### PROBLEM DESCRIPTION
Say how many lines include the word "label". Reply with nothing but the number.

### RECORDS PROVIDED
— Start —

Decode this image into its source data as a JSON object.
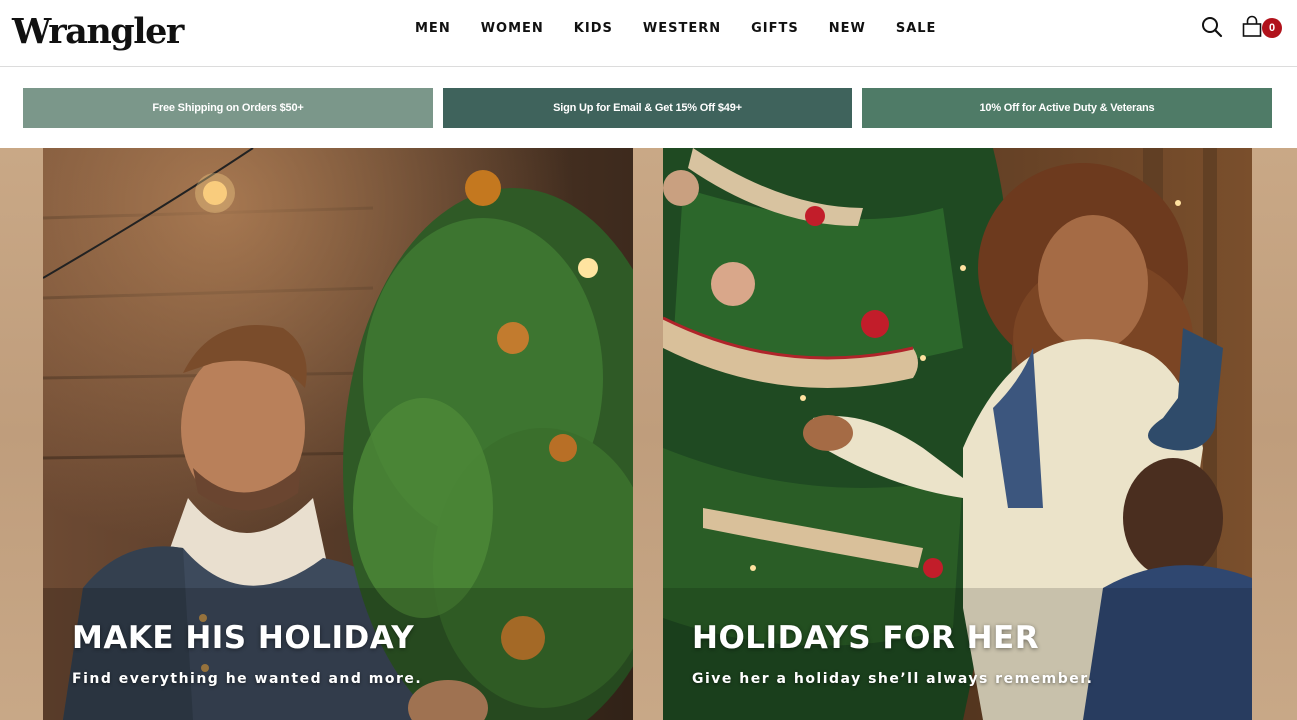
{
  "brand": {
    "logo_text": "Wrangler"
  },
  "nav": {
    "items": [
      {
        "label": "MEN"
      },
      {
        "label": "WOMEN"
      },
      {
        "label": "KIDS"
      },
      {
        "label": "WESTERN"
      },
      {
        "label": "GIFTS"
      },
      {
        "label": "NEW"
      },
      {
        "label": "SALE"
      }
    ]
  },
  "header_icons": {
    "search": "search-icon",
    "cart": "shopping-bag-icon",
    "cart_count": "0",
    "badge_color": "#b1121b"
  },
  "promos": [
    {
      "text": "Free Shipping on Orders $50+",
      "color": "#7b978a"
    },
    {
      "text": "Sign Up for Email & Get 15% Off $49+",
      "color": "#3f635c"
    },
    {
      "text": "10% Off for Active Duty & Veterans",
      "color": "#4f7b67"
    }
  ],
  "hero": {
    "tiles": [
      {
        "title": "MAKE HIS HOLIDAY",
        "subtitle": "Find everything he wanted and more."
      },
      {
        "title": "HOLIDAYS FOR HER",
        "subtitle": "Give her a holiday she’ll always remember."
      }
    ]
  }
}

— End —

### WRITTEN SOLUTION
7